__TO BE DONE__.
Edit the lines below so that every "elements" becomes "items". Keep everything else the same.

__MATERIAL SUPPLIED__.
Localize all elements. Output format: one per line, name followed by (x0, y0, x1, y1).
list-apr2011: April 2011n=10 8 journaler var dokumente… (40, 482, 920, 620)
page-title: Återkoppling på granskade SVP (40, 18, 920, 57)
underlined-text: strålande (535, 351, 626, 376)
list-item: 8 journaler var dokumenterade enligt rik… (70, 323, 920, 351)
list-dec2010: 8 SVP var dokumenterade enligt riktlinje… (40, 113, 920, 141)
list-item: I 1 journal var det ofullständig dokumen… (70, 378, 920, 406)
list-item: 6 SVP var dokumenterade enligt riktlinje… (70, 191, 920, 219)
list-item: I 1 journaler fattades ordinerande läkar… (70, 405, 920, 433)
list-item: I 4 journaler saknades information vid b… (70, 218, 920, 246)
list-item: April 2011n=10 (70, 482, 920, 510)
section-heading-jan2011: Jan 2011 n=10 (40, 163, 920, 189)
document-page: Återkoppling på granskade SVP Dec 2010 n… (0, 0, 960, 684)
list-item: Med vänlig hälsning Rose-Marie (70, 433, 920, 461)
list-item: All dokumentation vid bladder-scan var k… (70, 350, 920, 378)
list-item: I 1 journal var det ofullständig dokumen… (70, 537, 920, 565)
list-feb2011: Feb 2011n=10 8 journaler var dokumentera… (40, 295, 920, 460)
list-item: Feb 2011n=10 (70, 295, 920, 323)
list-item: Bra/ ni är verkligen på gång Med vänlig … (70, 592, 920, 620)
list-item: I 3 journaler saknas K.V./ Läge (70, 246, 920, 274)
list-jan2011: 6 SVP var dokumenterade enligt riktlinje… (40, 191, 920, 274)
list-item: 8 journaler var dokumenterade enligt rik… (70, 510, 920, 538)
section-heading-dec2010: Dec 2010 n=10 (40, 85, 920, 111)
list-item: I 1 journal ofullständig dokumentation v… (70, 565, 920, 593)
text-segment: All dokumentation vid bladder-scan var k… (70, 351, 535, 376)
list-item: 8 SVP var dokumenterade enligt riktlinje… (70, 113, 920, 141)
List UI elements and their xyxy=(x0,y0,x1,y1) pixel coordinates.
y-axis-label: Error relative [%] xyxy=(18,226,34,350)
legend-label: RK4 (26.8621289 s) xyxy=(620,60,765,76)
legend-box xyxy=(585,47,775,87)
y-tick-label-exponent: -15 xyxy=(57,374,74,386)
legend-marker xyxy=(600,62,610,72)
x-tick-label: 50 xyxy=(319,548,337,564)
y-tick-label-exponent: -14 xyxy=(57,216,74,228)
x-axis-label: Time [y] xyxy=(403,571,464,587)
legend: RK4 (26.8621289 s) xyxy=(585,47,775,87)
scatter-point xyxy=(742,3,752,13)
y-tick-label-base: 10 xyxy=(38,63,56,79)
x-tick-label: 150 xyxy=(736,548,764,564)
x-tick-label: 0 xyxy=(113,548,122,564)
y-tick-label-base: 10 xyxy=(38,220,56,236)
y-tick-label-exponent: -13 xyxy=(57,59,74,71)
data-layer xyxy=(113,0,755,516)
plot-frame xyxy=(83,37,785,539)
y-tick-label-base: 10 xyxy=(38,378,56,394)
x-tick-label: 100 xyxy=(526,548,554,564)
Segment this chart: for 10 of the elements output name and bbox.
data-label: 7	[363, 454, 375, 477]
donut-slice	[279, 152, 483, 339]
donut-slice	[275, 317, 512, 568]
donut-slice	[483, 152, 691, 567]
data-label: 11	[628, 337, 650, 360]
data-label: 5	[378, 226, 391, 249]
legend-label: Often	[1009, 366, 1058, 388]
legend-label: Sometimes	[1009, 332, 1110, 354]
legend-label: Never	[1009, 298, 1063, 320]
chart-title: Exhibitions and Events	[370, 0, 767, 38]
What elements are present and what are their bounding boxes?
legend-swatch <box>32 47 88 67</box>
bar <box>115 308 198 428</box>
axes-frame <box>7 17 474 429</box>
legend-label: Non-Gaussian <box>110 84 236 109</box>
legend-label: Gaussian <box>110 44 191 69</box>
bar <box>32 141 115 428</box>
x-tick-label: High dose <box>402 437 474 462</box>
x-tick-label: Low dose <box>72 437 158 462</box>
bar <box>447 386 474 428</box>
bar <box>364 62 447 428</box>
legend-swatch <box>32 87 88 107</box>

__TASK OUTPUT__.
Localize all items. Output format: one per line, name followed by (x0, y0, x1, y1).
list-apr2011: April 2011n=10 8 journaler var dokumente… (40, 482, 920, 620)
page-title: Återkoppling på granskade SVP (40, 18, 920, 57)
underlined-text: strålande (535, 351, 626, 376)
list-item: 8 journaler var dokumenterade enligt rik… (70, 323, 920, 351)
list-dec2010: 8 SVP var dokumenterade enligt riktlinje… (40, 113, 920, 141)
list-item: I 1 journal var det ofullständig dokumen… (70, 378, 920, 406)
list-item: 6 SVP var dokumenterade enligt riktlinje… (70, 191, 920, 219)
list-item: I 1 journaler fattades ordinerande läkar… (70, 405, 920, 433)
list-item: I 4 journaler saknades information vid b… (70, 218, 920, 246)
list-item: April 2011n=10 (70, 482, 920, 510)
section-heading-jan2011: Jan 2011 n=10 (40, 163, 920, 189)
document-page: Återkoppling på granskade SVP Dec 2010 n… (0, 0, 960, 684)
list-item: Med vänlig hälsning Rose-Marie (70, 433, 920, 461)
list-item: All dokumentation vid bladder-scan var k… (70, 350, 920, 378)
list-item: I 1 journal var det ofullständig dokumen… (70, 537, 920, 565)
list-feb2011: Feb 2011n=10 8 journaler var dokumentera… (40, 295, 920, 460)
list-item: Feb 2011n=10 (70, 295, 920, 323)
list-item: Bra/ ni är verkligen på gång Med vänlig … (70, 592, 920, 620)
list-item: I 3 journaler saknas K.V./ Läge (70, 246, 920, 274)
list-jan2011: 6 SVP var dokumenterade enligt riktlinje… (40, 191, 920, 274)
list-item: 8 journaler var dokumenterade enligt rik… (70, 510, 920, 538)
section-heading-dec2010: Dec 2010 n=10 (40, 85, 920, 111)
list-item: I 1 journal ofullständig dokumentation v… (70, 565, 920, 593)
text-segment: All dokumentation vid bladder-scan var k… (70, 351, 535, 376)
list-item: 8 SVP var dokumenterade enligt riktlinje… (70, 113, 920, 141)
List UI items and their xyxy=(x0,y0,x1,y1) pixel coordinates.
y-axis-label: Error relative [%] xyxy=(18,226,34,350)
legend-label: RK4 (26.8621289 s) xyxy=(620,60,765,76)
legend-box xyxy=(585,47,775,87)
y-tick-label-exponent: -15 xyxy=(57,374,74,386)
legend-marker xyxy=(600,62,610,72)
x-tick-label: 50 xyxy=(319,548,337,564)
y-tick-label-exponent: -14 xyxy=(57,216,74,228)
x-axis-label: Time [y] xyxy=(403,571,464,587)
legend: RK4 (26.8621289 s) xyxy=(585,47,775,87)
scatter-point xyxy=(742,3,752,13)
y-tick-label-base: 10 xyxy=(38,63,56,79)
x-tick-label: 150 xyxy=(736,548,764,564)
x-tick-label: 0 xyxy=(113,548,122,564)
y-tick-label-base: 10 xyxy=(38,220,56,236)
y-tick-label-exponent: -13 xyxy=(57,59,74,71)
data-layer xyxy=(113,0,755,516)
plot-frame xyxy=(83,37,785,539)
y-tick-label-base: 10 xyxy=(38,378,56,394)
x-tick-label: 100 xyxy=(526,548,554,564)
Segment this chart: for 10 of the items output name and bbox.
data-label: 7	[363, 454, 375, 477]
donut-slice	[279, 152, 483, 339]
donut-slice	[275, 317, 512, 568]
donut-slice	[483, 152, 691, 567]
data-label: 11	[628, 337, 650, 360]
data-label: 5	[378, 226, 391, 249]
legend-label: Often	[1009, 366, 1058, 388]
legend-label: Sometimes	[1009, 332, 1110, 354]
legend-label: Never	[1009, 298, 1063, 320]
chart-title: Exhibitions and Events	[370, 0, 767, 38]
What items are present and what are their bounding boxes?
legend-swatch <box>32 47 88 67</box>
bar <box>115 308 198 428</box>
axes-frame <box>7 17 474 429</box>
legend-label: Non-Gaussian <box>110 84 236 109</box>
legend-label: Gaussian <box>110 44 191 69</box>
bar <box>32 141 115 428</box>
x-tick-label: High dose <box>402 437 474 462</box>
x-tick-label: Low dose <box>72 437 158 462</box>
bar <box>447 386 474 428</box>
bar <box>364 62 447 428</box>
legend-swatch <box>32 87 88 107</box>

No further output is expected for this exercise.